__DOCUMENT__.
☆ ☆ ☆ ☆ ☆ ☆ ☆

From: Bhargava Shastry <bshas...@sect.tu-berlin.de>

This patch adds a libFuzzer style fuzzer test harness to xz. The test
harness is accompanied by a Makefile that should be used from upstream
oss-fuzz, and a dictionary file.

Shout out to @pdknsk over at GitHub for initiating this work.

---
 tests/ossfuzz/Makefile         |   4 +
 tests/ossfuzz/config/fuzz.dict |   2 +
 tests/ossfuzz/fuzz.c           | 248 +++++++++++++++++++++++++++++++++
 3 files changed, 254 insertions(+)
 create mode 100644 tests/ossfuzz/Makefile
 create mode 100644 tests/ossfuzz/config/fuzz.dict
 create mode 100644 tests/ossfuzz/fuzz.c

diff --git a/tests/ossfuzz/Makefile b/tests/ossfuzz/Makefile
new file mode 100644
index 0000000..242625b
--- /dev/null
+++ b/tests/ossfuzz/Makefile
@@ -0,0 +1,4 @@
+fuzz: fuzz.c
+       $(CC) $(CFLAGS) -c fuzz.c -I ../../src/liblzma/api/
+       $(CXX) $(CXXFLAGS) -lFuzzingEngine fuzz.o -o $(OUT)/fuzz \
+             ../../src/liblzma/.libs/liblzma.a 
diff --git a/tests/ossfuzz/config/fuzz.dict b/tests/ossfuzz/config/fuzz.dict
new file mode 100644
index 0000000..932d67c
--- /dev/null
+++ b/tests/ossfuzz/config/fuzz.dict
@@ -0,0 +1,2 @@
+"\xFD7zXZ\x00"

☆ ☆ ☆ ☆ ☆ ☆ ☆

__SET PROBLEM__.
Reproduce the xz fuzzer patch above word for word, in full.

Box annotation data

☆ ☆ ☆ ☆ ☆ ☆ ☆

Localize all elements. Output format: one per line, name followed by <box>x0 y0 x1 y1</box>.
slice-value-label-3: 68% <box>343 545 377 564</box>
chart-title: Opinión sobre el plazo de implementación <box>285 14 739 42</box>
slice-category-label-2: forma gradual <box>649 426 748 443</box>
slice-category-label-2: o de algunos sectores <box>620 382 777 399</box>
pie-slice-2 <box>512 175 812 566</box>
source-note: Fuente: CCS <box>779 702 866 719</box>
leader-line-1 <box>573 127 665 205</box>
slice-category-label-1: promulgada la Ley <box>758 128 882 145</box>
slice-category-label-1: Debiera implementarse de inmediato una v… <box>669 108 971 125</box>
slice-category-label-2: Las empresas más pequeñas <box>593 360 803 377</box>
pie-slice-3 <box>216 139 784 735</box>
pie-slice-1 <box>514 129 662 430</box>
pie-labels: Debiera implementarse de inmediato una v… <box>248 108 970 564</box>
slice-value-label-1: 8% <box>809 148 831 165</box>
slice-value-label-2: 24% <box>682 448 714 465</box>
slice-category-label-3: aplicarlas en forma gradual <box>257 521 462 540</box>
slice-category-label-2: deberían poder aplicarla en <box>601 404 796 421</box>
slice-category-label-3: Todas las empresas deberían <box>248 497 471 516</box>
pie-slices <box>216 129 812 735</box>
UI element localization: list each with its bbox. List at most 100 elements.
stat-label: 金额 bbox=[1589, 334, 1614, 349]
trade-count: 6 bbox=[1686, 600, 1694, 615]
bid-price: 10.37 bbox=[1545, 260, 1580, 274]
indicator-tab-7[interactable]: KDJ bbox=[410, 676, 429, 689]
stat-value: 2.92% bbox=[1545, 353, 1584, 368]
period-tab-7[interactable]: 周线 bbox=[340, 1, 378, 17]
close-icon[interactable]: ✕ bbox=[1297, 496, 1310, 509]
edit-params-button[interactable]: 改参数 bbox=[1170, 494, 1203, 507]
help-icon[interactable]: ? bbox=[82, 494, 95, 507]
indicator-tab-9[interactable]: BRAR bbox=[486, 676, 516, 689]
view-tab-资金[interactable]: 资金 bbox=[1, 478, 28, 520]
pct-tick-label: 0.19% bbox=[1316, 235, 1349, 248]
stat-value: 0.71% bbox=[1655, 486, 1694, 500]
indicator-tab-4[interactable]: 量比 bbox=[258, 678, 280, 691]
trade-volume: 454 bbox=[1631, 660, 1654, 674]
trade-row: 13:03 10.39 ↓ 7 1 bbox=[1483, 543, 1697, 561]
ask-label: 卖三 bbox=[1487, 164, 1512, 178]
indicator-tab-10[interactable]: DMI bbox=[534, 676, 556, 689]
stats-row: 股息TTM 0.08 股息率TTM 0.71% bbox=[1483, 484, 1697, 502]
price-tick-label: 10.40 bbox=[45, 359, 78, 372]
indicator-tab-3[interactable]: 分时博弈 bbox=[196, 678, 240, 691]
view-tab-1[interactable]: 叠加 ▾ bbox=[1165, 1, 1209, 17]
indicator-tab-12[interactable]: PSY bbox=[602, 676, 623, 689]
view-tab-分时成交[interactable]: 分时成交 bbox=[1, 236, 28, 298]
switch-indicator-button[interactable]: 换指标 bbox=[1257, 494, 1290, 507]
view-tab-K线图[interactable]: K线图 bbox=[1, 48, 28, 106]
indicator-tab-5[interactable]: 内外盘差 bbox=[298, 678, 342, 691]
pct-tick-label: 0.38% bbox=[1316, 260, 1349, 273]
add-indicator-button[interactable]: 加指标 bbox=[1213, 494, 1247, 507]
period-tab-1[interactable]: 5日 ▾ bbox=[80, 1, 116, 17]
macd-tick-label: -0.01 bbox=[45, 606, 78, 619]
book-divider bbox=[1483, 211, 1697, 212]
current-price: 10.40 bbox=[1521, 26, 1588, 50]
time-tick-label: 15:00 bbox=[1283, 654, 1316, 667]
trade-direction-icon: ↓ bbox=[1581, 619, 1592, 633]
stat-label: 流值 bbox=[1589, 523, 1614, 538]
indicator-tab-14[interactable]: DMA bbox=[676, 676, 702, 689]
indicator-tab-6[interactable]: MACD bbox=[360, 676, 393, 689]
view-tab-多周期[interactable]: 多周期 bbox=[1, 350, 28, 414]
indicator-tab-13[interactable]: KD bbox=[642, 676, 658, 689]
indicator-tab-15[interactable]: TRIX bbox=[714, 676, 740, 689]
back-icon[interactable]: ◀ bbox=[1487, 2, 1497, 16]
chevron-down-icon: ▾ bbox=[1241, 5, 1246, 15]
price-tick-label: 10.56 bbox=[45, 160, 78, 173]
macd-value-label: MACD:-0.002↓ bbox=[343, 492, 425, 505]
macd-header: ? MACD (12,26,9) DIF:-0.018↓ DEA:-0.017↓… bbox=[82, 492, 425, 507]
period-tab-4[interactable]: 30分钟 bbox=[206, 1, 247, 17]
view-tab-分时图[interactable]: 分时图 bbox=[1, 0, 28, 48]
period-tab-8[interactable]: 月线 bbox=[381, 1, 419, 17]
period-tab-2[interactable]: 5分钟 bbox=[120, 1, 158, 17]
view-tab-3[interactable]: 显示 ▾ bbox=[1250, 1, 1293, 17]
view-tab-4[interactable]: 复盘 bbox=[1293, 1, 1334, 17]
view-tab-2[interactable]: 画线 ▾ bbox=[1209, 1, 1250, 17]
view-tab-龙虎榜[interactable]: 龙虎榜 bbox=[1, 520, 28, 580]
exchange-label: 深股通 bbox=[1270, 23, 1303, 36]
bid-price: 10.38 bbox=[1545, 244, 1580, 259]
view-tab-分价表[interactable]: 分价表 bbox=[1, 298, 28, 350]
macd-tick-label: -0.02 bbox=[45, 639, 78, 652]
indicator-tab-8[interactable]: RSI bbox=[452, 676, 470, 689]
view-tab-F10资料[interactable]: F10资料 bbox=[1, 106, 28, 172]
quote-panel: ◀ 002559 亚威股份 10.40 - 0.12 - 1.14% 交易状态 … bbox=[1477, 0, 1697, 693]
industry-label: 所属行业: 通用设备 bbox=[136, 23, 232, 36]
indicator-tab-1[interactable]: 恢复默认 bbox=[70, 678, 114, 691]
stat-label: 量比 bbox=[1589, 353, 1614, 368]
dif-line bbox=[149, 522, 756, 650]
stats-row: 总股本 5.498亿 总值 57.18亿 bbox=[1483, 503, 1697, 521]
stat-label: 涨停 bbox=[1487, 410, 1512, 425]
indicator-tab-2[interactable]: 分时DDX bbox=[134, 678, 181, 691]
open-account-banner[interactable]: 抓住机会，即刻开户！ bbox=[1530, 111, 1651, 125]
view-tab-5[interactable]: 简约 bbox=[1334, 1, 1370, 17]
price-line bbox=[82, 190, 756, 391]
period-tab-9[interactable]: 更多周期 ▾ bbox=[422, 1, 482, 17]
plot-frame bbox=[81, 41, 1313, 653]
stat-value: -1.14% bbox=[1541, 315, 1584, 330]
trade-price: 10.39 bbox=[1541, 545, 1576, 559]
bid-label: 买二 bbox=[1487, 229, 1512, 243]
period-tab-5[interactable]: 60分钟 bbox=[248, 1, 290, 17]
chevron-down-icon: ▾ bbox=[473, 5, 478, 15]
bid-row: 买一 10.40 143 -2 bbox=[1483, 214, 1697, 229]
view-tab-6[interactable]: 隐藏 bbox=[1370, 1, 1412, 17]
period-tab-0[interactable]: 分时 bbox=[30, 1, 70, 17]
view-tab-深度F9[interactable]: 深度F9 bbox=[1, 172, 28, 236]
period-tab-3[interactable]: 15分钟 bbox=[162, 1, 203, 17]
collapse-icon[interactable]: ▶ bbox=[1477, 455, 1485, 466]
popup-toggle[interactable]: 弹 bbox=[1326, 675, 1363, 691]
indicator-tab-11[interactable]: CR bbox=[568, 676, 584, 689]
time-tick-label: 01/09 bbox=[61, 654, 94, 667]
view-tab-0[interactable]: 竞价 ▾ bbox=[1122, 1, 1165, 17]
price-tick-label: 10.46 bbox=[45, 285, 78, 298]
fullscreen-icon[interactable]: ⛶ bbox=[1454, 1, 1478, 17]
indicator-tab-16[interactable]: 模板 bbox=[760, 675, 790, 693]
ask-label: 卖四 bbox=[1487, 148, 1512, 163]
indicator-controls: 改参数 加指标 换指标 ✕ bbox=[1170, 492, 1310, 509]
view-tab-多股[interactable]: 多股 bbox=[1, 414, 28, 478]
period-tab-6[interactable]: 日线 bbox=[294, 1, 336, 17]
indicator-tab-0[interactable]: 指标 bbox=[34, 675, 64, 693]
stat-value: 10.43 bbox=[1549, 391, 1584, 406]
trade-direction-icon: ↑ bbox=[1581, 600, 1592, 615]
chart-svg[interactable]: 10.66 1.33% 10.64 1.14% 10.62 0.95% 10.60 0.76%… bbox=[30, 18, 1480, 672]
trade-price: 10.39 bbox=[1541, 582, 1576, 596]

☆ ☆ ☆ ☆ ☆ ☆ ☆

__WRITTEN SOLUTION__.
From: Bhargava Shastry <bshas...@sect.tu-berlin.de>

This patch adds a libFuzzer style fuzzer test harness to xz. The test
harness is accompanied by a Makefile that should be used from upstream
oss-fuzz, and a dictionary file.

Shout out to @pdknsk over at GitHub for initiating this work.

---
 tests/ossfuzz/Makefile         |   4 +
 tests/ossfuzz/config/fuzz.dict |   2 +
 tests/ossfuzz/fuzz.c           | 248 +++++++++++++++++++++++++++++++++
 3 files changed, 254 insertions(+)
 create mode 100644 tests/ossfuzz/Makefile
 create mode 100644 tests/ossfuzz/config/fuzz.dict
 create mode 100644 tests/ossfuzz/fuzz.c

diff --git a/tests/ossfuzz/Makefile b/tests/ossfuzz/Makefile
new file mode 100644
index 0000000..242625b
--- /dev/null
+++ b/tests/ossfuzz/Makefile
@@ -0,0 +1,4 @@
+fuzz: fuzz.c
+       $(CC) $(CFLAGS) -c fuzz.c -I ../../src/liblzma/api/
+       $(CXX) $(CXXFLAGS) -lFuzzingEngine fuzz.o -o $(OUT)/fuzz \
+             ../../src/liblzma/.libs/liblzma.a 
diff --git a/tests/ossfuzz/config/fuzz.dict b/tests/ossfuzz/config/fuzz.dict
new file mode 100644
index 0000000..932d67c
--- /dev/null
+++ b/tests/ossfuzz/config/fuzz.dict
@@ -0,0 +1,2 @@
+"\xFD7zXZ\x00"